Direction
Extract the records below word for word and ignore the images.

Exercise data

## Begin

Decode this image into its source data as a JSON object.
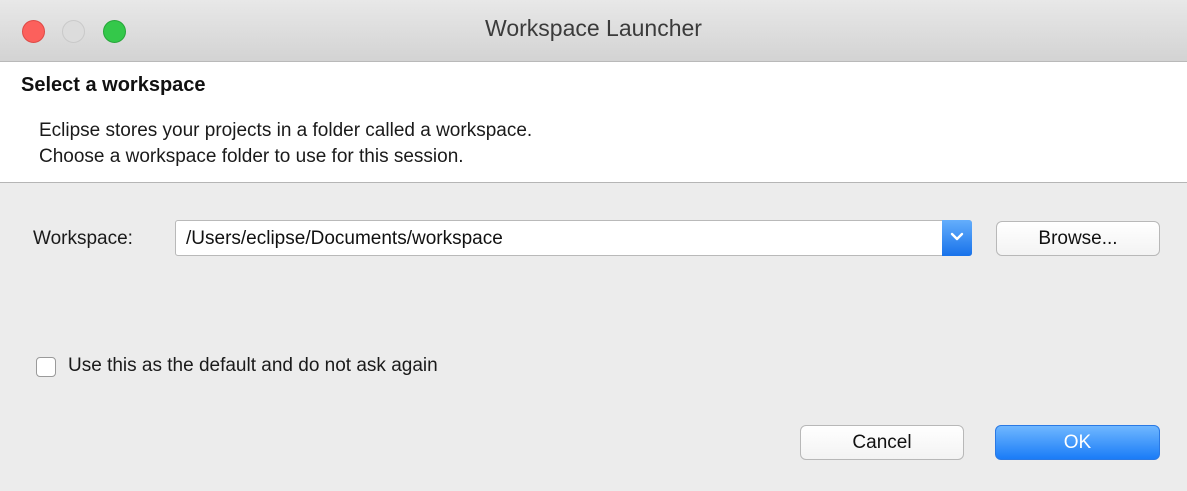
{
  "window": {
    "title": "Workspace Launcher"
  },
  "header": {
    "title": "Select a workspace",
    "description_line1": "Eclipse stores your projects in a folder called a workspace.",
    "description_line2": "Choose a workspace folder to use for this session."
  },
  "form": {
    "workspace_label": "Workspace:",
    "workspace_value": "/Users/eclipse/Documents/workspace",
    "browse_label": "Browse...",
    "default_checkbox_label": "Use this as the default and do not ask again",
    "default_checked": false
  },
  "footer": {
    "cancel_label": "Cancel",
    "ok_label": "OK"
  },
  "colors": {
    "close": "#fc605c",
    "minimize": "#dcdcdc",
    "maximize": "#34c84a",
    "accent": "#1a7cf7"
  },
  "icons": {
    "dropdown": "chevron-down-icon"
  }
}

## End

Answer to the task
Decode this image into its source data as a JSON object.
{
  "window": {
    "title": "Workspace Launcher"
  },
  "header": {
    "title": "Select a workspace",
    "description_line1": "Eclipse stores your projects in a folder called a workspace.",
    "description_line2": "Choose a workspace folder to use for this session."
  },
  "form": {
    "workspace_label": "Workspace:",
    "workspace_value": "/Users/eclipse/Documents/workspace",
    "browse_label": "Browse...",
    "default_checkbox_label": "Use this as the default and do not ask again",
    "default_checked": false
  },
  "footer": {
    "cancel_label": "Cancel",
    "ok_label": "OK"
  },
  "colors": {
    "close": "#fc605c",
    "minimize": "#dcdcdc",
    "maximize": "#34c84a",
    "accent": "#1a7cf7"
  },
  "icons": {
    "dropdown": "chevron-down-icon"
  }
}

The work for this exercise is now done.